BEGIN ARTICLE

Reflections from a swing-state pit stop

After two days of door-knocking for Hillary Clinton in southern New Hampshire, my girlfriend and I decided to stop off at Manchester’s Red Arrow Diner before driving back to Brooklyn. It had come highly recommended (the diner, that is, not the door-knocking, which I knew would be a drag, and which I did only under the duress of a white nationalist becoming president).

The Red Arrow Diner was established in 1922, and it has gone through its ups and downs over the years. There’s a pledge on the far wall as good as any promise I heard this campaign: “To Create, Cook and Serve, with Consistency and a Smile, the Most Palate-Pleasing Diner Eats Known to Mankind.”

We took our seats at a long counter, pressed up against a crew of twenty-something white guys eating burgers. I felt a little skittish, since the day before a similar-looking group of dudes had spotted my girlfriend’s Hillary sticker and helpfully announced, “She’s a criminal!” while pointing accusingly; they’d literally left the restaurant chanting “Trump Train!” (True to form, they waited until I had gotten up to use the restroom before engaging in their three-on-one voter outreach.) The entire weekend felt vaguely menacing—we had also been yelled at by Trump supporters in a passing truck—and we had sunken into ourselves somewhat.

Our waiter was young, wiry, and full of good cheer. His voice was as large and bright as the diner, which meant you could hear any conversation he had with any patron. My mind went where it always does when interacting with a stranger on the eve of an election: who’s this guy gonna vote for? He seems friendly, and the diner’s menu is all about local ingredients, and he’s young . . . he’s gotta be a Hillary supporter, right? On the other hand, this is New Hampshire, not New York. You can’t assume anything, especially when hunger is clouding your keen analytic mind.

END ARTICLE

(SET TASK 1): Reproduce the essay about the Red Arrow Diner word for word.

BEGIN EXTRACTED ENTRIES

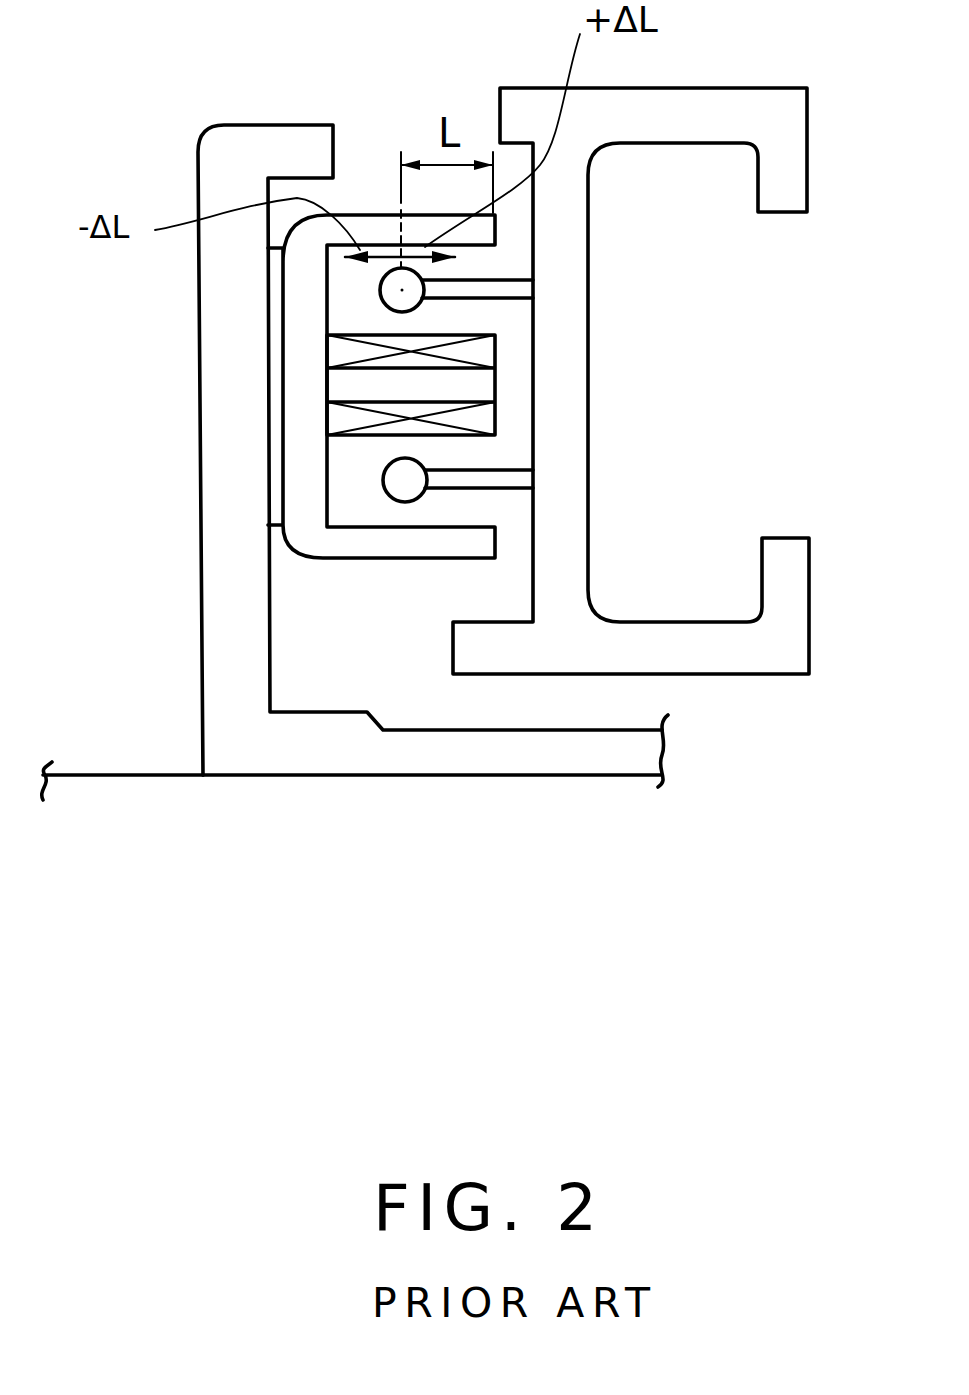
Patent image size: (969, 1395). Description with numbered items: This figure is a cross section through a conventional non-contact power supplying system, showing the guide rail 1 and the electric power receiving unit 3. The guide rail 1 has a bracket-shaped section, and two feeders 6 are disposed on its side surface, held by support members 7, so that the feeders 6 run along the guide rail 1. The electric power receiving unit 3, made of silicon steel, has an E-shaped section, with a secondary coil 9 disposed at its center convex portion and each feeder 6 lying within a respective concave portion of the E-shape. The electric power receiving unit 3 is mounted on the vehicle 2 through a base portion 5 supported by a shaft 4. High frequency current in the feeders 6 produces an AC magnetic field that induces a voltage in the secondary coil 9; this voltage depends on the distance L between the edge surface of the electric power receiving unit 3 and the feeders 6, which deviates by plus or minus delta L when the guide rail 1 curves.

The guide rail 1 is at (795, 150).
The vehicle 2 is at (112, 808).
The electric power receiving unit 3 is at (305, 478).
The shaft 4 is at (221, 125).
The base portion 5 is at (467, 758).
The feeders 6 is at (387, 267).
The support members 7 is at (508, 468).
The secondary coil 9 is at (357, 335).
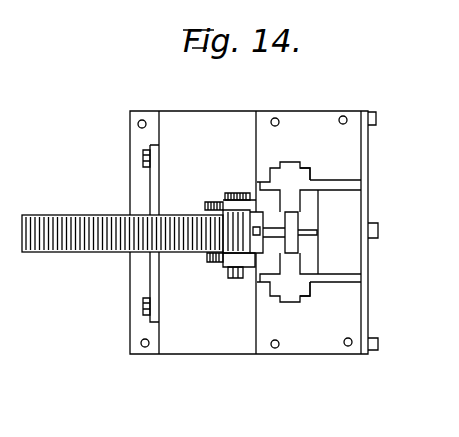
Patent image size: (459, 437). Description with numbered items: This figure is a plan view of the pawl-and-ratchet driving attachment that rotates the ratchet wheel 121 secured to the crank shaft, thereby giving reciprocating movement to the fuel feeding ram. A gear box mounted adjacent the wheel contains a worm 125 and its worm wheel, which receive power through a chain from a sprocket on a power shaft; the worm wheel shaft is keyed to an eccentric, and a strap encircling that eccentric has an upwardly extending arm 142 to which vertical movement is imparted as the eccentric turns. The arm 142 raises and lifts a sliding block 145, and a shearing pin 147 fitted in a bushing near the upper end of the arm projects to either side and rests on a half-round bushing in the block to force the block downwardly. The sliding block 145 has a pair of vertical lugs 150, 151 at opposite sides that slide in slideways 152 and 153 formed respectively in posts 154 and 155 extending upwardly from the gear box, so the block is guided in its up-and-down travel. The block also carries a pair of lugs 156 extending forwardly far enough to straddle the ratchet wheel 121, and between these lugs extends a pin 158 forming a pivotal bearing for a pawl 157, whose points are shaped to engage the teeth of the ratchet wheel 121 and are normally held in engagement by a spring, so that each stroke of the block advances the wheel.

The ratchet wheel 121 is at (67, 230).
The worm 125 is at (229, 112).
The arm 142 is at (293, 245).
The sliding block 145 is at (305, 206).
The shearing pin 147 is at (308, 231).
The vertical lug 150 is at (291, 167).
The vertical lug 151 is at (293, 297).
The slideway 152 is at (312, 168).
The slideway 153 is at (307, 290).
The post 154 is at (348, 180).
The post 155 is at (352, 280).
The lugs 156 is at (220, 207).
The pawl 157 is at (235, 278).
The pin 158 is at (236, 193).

END EXTRACTED ENTRIES

(SET TASK 2): Rewrite the listing starting at its beginning and ending at the line containing "The secondary coil 9 is at (357, 335).", with "conventional" changed to "traditional" and nothing else altered. Give only those lines, and leave out the pictures.

(WRITTEN SOLUTION 1):
Reflections from a swing-state pit stop

After two days of door-knocking for Hillary Clinton in southern New Hampshire, my girlfriend and I decided to stop off at Manchester’s Red Arrow Diner before driving back to Brooklyn. It had come highly recommended (the diner, that is, not the door-knocking, which I knew would be a drag, and which I did only under the duress of a white nationalist becoming president).

The Red Arrow Diner was established in 1922, and it has gone through its ups and downs over the years. There’s a pledge on the far wall as good as any promise I heard this campaign: “To Create, Cook and Serve, with Consistency and a Smile, the Most Palate-Pleasing Diner Eats Known to Mankind.”

We took our seats at a long counter, pressed up against a crew of twenty-something white guys eating burgers. I felt a little skittish, since the day before a similar-looking group of dudes had spotted my girlfriend’s Hillary sticker and helpfully announced, “She’s a criminal!” while pointing accusingly; they’d literally left the restaurant chanting “Trump Train!” (True to form, they waited until I had gotten up to use the restroom before engaging in their three-on-one voter outreach.) The entire weekend felt vaguely menacing—we had also been yelled at by Trump supporters in a passing truck—and we had sunken into ourselves somewhat.

Our waiter was young, wiry, and full of good cheer. His voice was as large and bright as the diner, which meant you could hear any conversation he had with any patron. My mind went where it always does when interacting with a stranger on the eve of an election: who’s this guy gonna vote for? He seems friendly, and the diner’s menu is all about local ingredients, and he’s young . . . he’s gotta be a Hillary supporter, right? On the other hand, this is New Hampshire, not New York. You can’t assume anything, especially when hunger is clouding your keen analytic mind.

(WRITTEN SOLUTION 2):
Patent image size: (969, 1395). Description with numbered items: This figure is a cross section through a traditional non-contact power supplying system, showing the guide rail 1 and the electric power receiving unit 3. The guide rail 1 has a bracket-shaped section, and two feeders 6 are disposed on its side surface, held by support members 7, so that the feeders 6 run along the guide rail 1. The electric power receiving unit 3, made of silicon steel, has an E-shaped section, with a secondary coil 9 disposed at its center convex portion and each feeder 6 lying within a respective concave portion of the E-shape. The electric power receiving unit 3 is mounted on the vehicle 2 through a base portion 5 supported by a shaft 4. High frequency current in the feeders 6 produces an AC magnetic field that induces a voltage in the secondary coil 9; this voltage depends on the distance L between the edge surface of the electric power receiving unit 3 and the feeders 6, which deviates by plus or minus delta L when the guide rail 1 curves.

The guide rail 1 is at (795, 150).
The vehicle 2 is at (112, 808).
The electric power receiving unit 3 is at (305, 478).
The shaft 4 is at (221, 125).
The base portion 5 is at (467, 758).
The feeders 6 is at (387, 267).
The support members 7 is at (508, 468).
The secondary coil 9 is at (357, 335).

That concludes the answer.